═════ SUPPLIED MATERIAL ═════

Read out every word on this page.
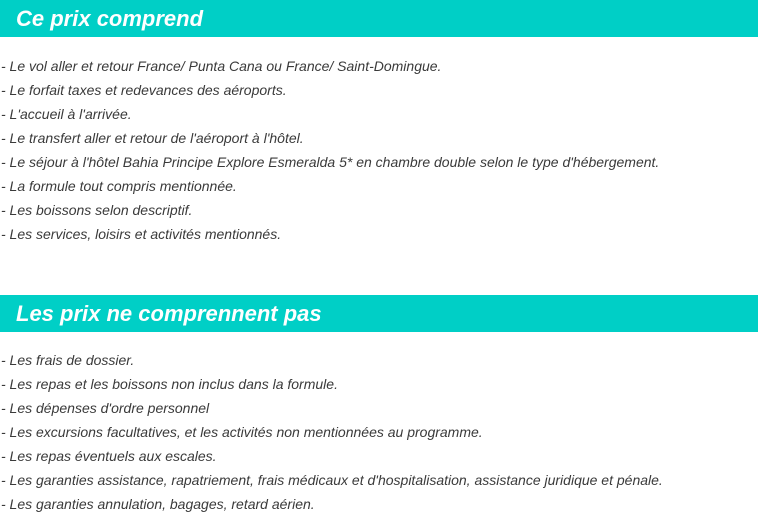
Ce prix comprend
- Le vol aller et retour France/ Punta Cana ou France/ Saint-Domingue.
- Le forfait taxes et redevances des aéroports.
- L'accueil à l'arrivée.
- Le transfert aller et retour de l'aéroport à l'hôtel.
- Le séjour à l'hôtel Bahia Principe Explore Esmeralda 5* en chambre double selon le type d'hébergement.
- La formule tout compris mentionnée.
- Les boissons selon descriptif.
- Les services, loisirs et activités mentionnés.
Les prix ne comprennent pas
- Les frais de dossier.
- Les repas et les boissons non inclus dans la formule.
- Les dépenses d'ordre personnel
- Les excursions facultatives, et les activités non mentionnées au programme.
- Les repas éventuels aux escales.
- Les garanties assistance, rapatriement, frais médicaux et d'hospitalisation, assistance juridique et pénale.
- Les garanties annulation, bagages, retard aérien.
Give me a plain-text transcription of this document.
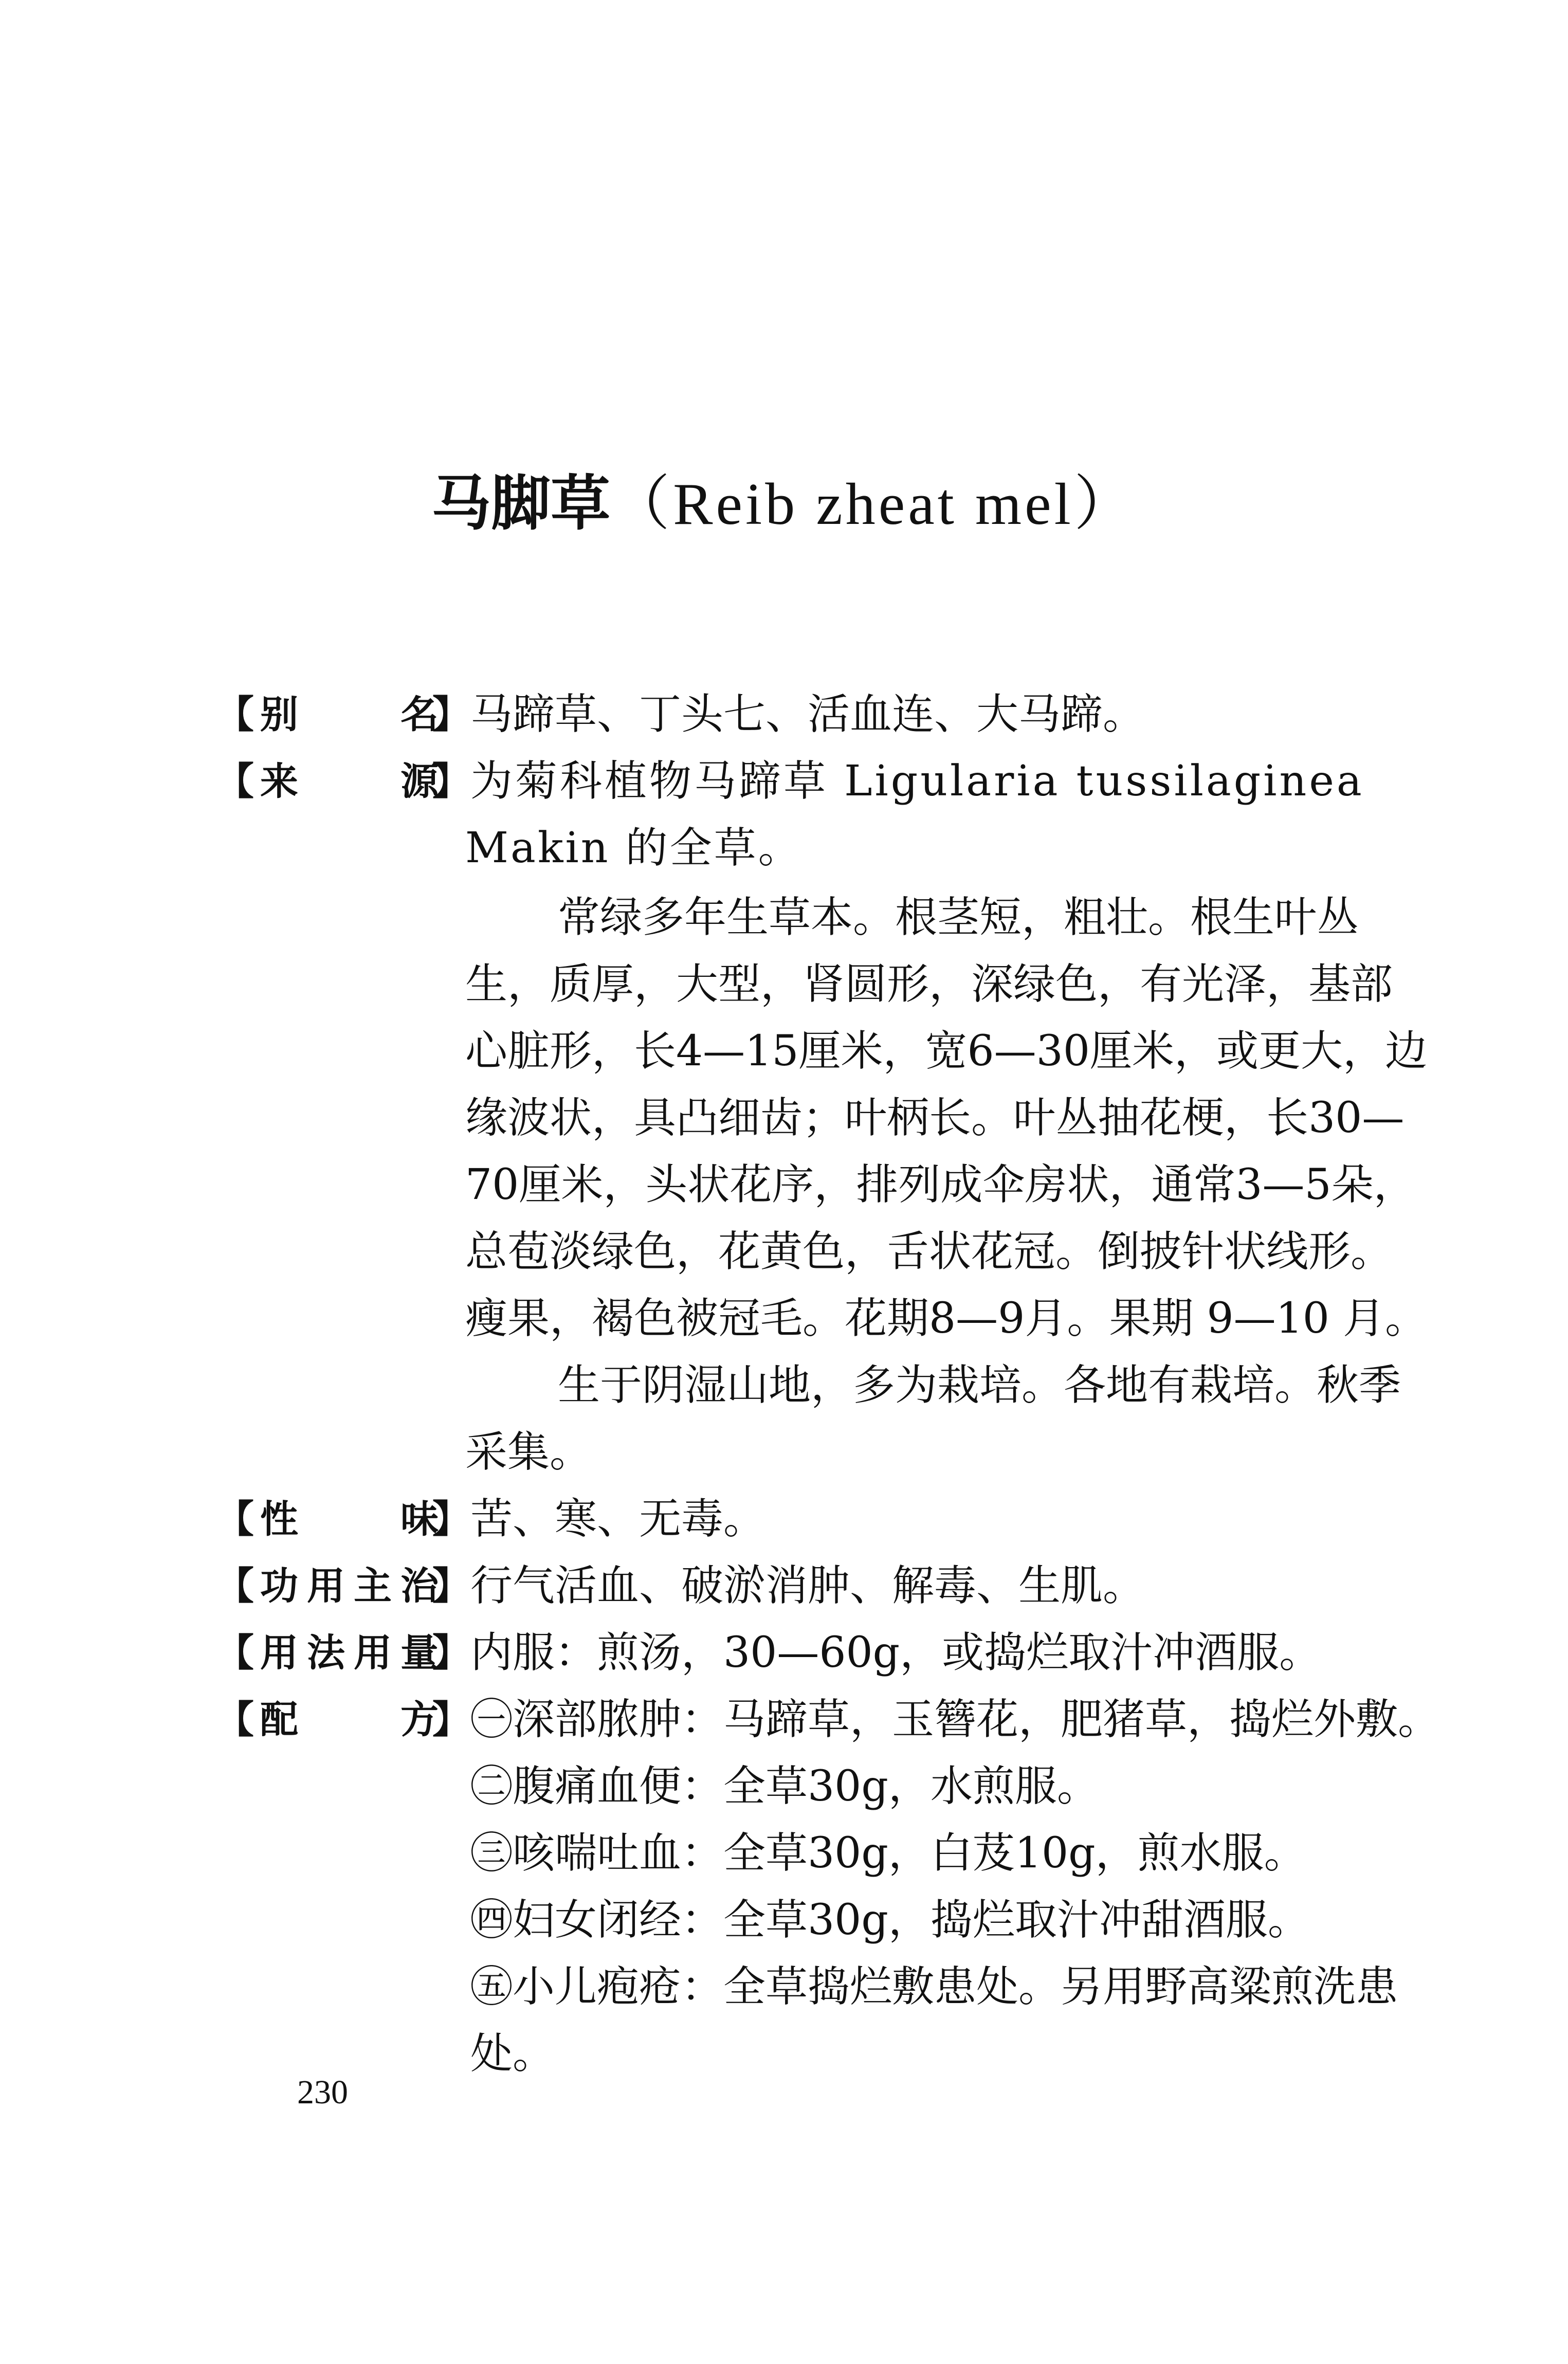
马脚草（Reib zheat mel）
【 别	名
】 马蹄草、丁头七、活血连、大马蹄。
【 来	源
】 为菊科植物马蹄草 Ligularia tussilaginea
Makin 的全草。
常绿多年生草本。根茎短，粗壮。根生叶丛
生，质厚，大型，肾圆形，深绿色，有光泽，基部
心脏形，长4—15厘米，宽6—30厘米，或更大，边
缘波状，具凸细齿；叶柄长。叶丛抽花梗，长30—
70厘米，头状花序，排列成伞房状，通常3—5朵，
总苞淡绿色，花黄色，舌状花冠。倒披针状线形。
瘦果，褐色被冠毛。花期8—9月。果期 9—10 月。
生于阴湿山地，多为栽培。各地有栽培。秋季
采集。
【 性	味
】 苦、寒、无毒。
【 功 用 主 治
】 行气活血、破淤消肿、解毒、生肌。
【 用 法 用 量
】 内服：煎汤，30—60g，或捣烂取汁冲酒服。
【 配	方
】 ㊀深部脓肿：马蹄草，玉簪花，肥猪草，捣烂外敷。
㊁腹痛血便：全草30g，水煎服。
㊂咳喘吐血：全草30g，白芨10g，煎水服。
㊃妇女闭经：全草30g，捣烂取汁冲甜酒服。
㊄小儿疱疮：全草捣烂敷患处。另用野高粱煎洗患
处。
230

═════

EXERCISE OBJECTIVE: Each record must be quoted in full and exactly. Do not include the pictures.

PROBLEM SOLUTION:
Read out every word on this page.
Ce prix comprend
- Le vol aller et retour France/ Punta Cana ou France/ Saint-Domingue.
- Le forfait taxes et redevances des aéroports.
- L'accueil à l'arrivée.
- Le transfert aller et retour de l'aéroport à l'hôtel.
- Le séjour à l'hôtel Bahia Principe Explore Esmeralda 5* en chambre double selon le type d'hébergement.
- La formule tout compris mentionnée.
- Les boissons selon descriptif.
- Les services, loisirs et activités mentionnés.
Les prix ne comprennent pas
- Les frais de dossier.
- Les repas et les boissons non inclus dans la formule.
- Les dépenses d'ordre personnel
- Les excursions facultatives, et les activités non mentionnées au programme.
- Les repas éventuels aux escales.
- Les garanties assistance, rapatriement, frais médicaux et d'hospitalisation, assistance juridique et pénale.
- Les garanties annulation, bagages, retard aérien.
Give me a plain-text transcription of this document.
马脚草（Reib zheat mel）
【 别	名
】 马蹄草、丁头七、活血连、大马蹄。
【 来	源
】 为菊科植物马蹄草 Ligularia tussilaginea
Makin 的全草。
常绿多年生草本。根茎短，粗壮。根生叶丛
生，质厚，大型，肾圆形，深绿色，有光泽，基部
心脏形，长4—15厘米，宽6—30厘米，或更大，边
缘波状，具凸细齿；叶柄长。叶丛抽花梗，长30—
70厘米，头状花序，排列成伞房状，通常3—5朵，
总苞淡绿色，花黄色，舌状花冠。倒披针状线形。
瘦果，褐色被冠毛。花期8—9月。果期 9—10 月。
生于阴湿山地，多为栽培。各地有栽培。秋季
采集。
【 性	味
】 苦、寒、无毒。
【 功 用 主 治
】 行气活血、破淤消肿、解毒、生肌。
【 用 法 用 量
】 内服：煎汤，30—60g，或捣烂取汁冲酒服。
【 配	方
】 ㊀深部脓肿：马蹄草，玉簪花，肥猪草，捣烂外敷。
㊁腹痛血便：全草30g，水煎服。
㊂咳喘吐血：全草30g，白芨10g，煎水服。
㊃妇女闭经：全草30g，捣烂取汁冲甜酒服。
㊄小儿疱疮：全草捣烂敷患处。另用野高粱煎洗患
处。
230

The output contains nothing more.